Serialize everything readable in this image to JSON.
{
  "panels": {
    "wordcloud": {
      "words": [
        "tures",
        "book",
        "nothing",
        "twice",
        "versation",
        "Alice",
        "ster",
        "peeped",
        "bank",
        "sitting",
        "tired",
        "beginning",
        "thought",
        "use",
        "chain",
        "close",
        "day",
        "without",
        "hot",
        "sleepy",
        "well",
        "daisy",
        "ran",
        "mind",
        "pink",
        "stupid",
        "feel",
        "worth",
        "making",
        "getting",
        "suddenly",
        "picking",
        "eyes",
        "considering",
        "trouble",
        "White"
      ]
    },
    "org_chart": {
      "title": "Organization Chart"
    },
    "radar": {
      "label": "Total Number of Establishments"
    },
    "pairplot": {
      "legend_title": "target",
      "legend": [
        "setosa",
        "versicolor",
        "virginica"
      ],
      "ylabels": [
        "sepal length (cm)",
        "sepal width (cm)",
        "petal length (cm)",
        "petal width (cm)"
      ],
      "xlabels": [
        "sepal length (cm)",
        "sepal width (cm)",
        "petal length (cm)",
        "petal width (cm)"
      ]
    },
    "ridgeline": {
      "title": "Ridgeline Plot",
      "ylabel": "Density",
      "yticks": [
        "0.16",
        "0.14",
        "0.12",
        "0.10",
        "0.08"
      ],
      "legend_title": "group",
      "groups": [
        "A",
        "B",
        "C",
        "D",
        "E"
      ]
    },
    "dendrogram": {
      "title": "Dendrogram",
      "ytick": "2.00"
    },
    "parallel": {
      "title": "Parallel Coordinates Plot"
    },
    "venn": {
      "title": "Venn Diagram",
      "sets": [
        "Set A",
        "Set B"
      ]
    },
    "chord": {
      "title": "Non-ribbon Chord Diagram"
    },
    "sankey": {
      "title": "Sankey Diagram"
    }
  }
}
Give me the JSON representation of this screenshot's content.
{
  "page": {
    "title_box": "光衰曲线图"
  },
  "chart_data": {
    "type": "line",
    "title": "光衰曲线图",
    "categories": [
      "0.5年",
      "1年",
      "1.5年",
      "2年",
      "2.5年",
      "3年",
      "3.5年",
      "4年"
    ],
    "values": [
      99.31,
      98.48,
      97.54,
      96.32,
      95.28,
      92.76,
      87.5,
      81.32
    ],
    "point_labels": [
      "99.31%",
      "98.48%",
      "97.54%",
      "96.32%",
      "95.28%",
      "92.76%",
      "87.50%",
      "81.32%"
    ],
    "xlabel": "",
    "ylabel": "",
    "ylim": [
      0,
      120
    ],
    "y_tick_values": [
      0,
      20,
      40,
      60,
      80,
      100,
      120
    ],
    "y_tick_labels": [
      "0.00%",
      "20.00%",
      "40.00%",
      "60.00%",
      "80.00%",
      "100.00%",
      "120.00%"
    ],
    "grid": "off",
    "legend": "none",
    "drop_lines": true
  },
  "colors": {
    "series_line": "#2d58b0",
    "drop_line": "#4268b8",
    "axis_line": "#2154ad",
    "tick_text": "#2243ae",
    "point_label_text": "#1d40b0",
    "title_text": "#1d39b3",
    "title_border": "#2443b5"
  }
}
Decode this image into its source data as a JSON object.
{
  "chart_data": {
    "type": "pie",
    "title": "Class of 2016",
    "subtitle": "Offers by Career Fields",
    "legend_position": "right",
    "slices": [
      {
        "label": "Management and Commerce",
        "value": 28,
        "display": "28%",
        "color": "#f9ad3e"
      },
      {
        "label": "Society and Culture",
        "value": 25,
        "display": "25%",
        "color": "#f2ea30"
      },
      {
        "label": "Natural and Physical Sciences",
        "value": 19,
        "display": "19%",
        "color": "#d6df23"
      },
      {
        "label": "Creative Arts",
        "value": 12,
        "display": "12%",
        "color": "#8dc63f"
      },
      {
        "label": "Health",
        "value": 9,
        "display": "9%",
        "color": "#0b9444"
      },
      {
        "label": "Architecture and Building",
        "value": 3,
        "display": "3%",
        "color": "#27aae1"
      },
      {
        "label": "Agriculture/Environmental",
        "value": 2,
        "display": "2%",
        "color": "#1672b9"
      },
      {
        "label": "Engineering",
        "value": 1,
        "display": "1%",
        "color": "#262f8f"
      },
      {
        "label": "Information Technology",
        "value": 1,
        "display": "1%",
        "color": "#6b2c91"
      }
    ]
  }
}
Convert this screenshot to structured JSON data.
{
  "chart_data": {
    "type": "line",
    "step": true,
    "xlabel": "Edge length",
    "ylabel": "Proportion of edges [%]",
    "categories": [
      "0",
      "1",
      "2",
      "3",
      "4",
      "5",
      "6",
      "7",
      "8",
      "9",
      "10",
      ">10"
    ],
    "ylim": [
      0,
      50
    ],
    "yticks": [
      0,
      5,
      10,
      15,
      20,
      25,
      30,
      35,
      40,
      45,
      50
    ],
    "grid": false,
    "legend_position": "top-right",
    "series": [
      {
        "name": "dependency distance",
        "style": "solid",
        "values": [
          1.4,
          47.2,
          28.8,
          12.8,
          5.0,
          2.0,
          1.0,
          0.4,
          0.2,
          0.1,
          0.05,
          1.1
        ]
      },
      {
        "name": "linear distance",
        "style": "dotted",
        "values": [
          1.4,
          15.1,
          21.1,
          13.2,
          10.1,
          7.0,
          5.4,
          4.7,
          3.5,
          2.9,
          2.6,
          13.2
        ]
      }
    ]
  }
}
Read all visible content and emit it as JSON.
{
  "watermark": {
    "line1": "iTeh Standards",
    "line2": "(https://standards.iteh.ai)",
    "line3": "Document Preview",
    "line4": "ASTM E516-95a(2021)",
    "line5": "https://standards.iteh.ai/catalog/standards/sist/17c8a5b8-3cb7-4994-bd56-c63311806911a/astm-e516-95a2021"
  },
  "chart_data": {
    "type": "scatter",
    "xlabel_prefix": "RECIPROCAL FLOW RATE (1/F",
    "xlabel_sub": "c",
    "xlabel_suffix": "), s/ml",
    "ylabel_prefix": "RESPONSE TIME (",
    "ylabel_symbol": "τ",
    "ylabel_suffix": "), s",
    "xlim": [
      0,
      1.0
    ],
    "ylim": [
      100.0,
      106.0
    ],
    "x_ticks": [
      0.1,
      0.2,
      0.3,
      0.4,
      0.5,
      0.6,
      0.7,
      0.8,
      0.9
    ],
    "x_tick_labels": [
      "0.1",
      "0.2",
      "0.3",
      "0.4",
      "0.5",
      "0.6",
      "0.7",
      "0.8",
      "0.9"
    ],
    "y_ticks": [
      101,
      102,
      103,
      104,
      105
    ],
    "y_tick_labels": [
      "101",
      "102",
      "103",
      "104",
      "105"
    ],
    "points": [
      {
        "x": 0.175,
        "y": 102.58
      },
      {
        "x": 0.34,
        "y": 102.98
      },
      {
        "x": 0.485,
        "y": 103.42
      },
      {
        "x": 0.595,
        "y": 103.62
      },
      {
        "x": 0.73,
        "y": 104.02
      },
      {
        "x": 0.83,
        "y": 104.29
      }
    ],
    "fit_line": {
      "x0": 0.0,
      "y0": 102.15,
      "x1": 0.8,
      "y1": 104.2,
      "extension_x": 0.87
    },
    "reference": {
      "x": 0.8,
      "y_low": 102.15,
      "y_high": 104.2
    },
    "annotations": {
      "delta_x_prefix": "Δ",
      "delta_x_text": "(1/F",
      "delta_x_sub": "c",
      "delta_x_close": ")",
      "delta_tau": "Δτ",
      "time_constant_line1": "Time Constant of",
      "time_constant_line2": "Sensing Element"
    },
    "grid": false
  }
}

**What the task requires:**
Copy each line in the data that holds the word "Diagram".

**Solution:**
      "title": "Venn Diagram",
      "title": "Non-ribbon Chord Diagram"
      "title": "Sankey Diagram"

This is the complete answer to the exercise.